** begin Recorded data **
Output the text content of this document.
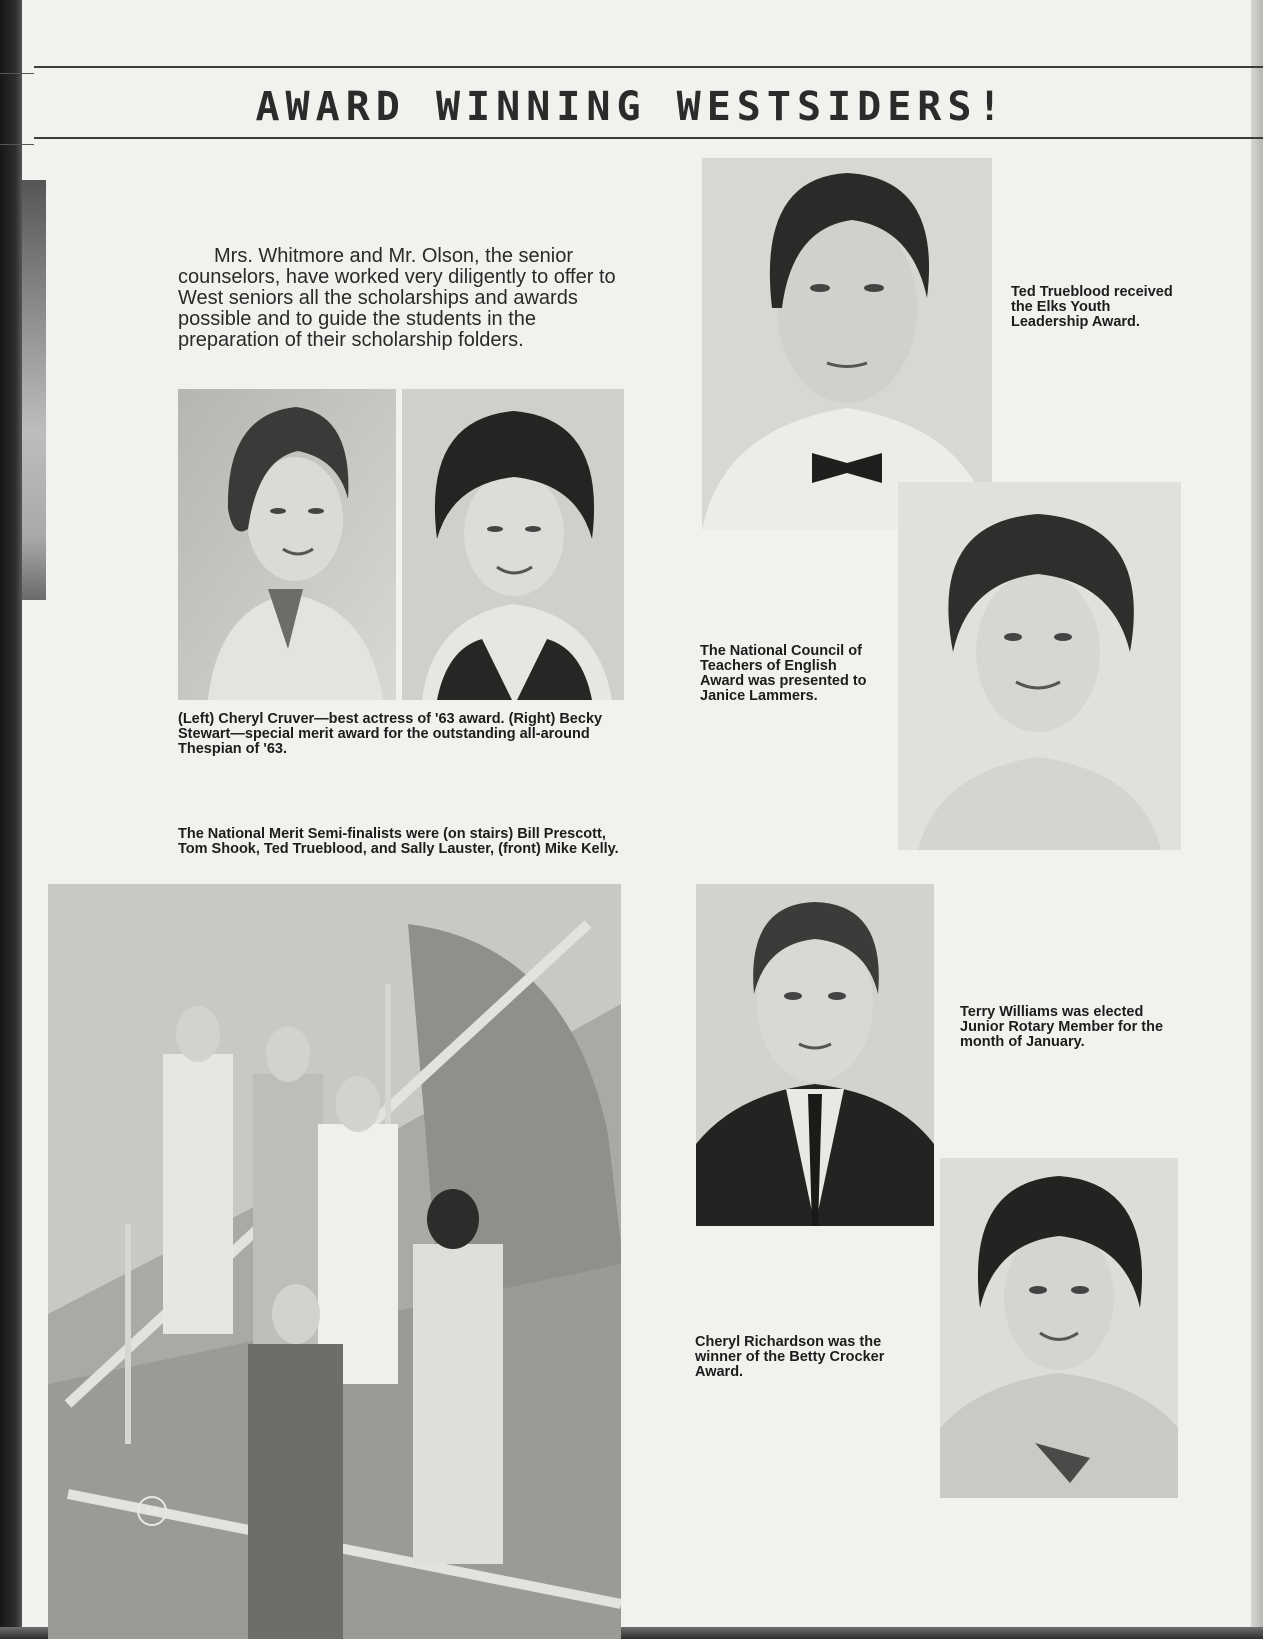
AWARD WINNING WESTSIDERS!

Mrs. Whitmore and Mr. Olson, the senior counselors, have worked very diligently to offer to West seniors all the scholarships and awards possible and to guide the students in the preparation of their scholarship folders.

(Left) Cheryl Cruver—best actress of '63 award. (Right) Becky Stewart—special merit award for the outstanding all-around Thespian of '63.

The National Merit Semi-finalists were (on stairs) Bill Prescott, Tom Shook, Ted Trueblood, and Sally Lauster, (front) Mike Kelly.

64

Ted Trueblood received the Elks Youth Leadership Award.

The National Council of Teachers of English Award was presented to Janice Lammers.

Terry Williams was elected Junior Rotary Member for the month of January.

Cheryl Richardson was the winner of the Betty Crocker Award.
** end Recorded data **
Problem description:
Extract every line of the records above that contains the word "Trueblood".

Final answer:
The National Merit Semi-finalists were (on stairs) Bill Prescott, Tom Shook, Ted Trueblood, and Sally Lauster, (front) Mike Kelly.
Ted Trueblood received the Elks Youth Leadership Award.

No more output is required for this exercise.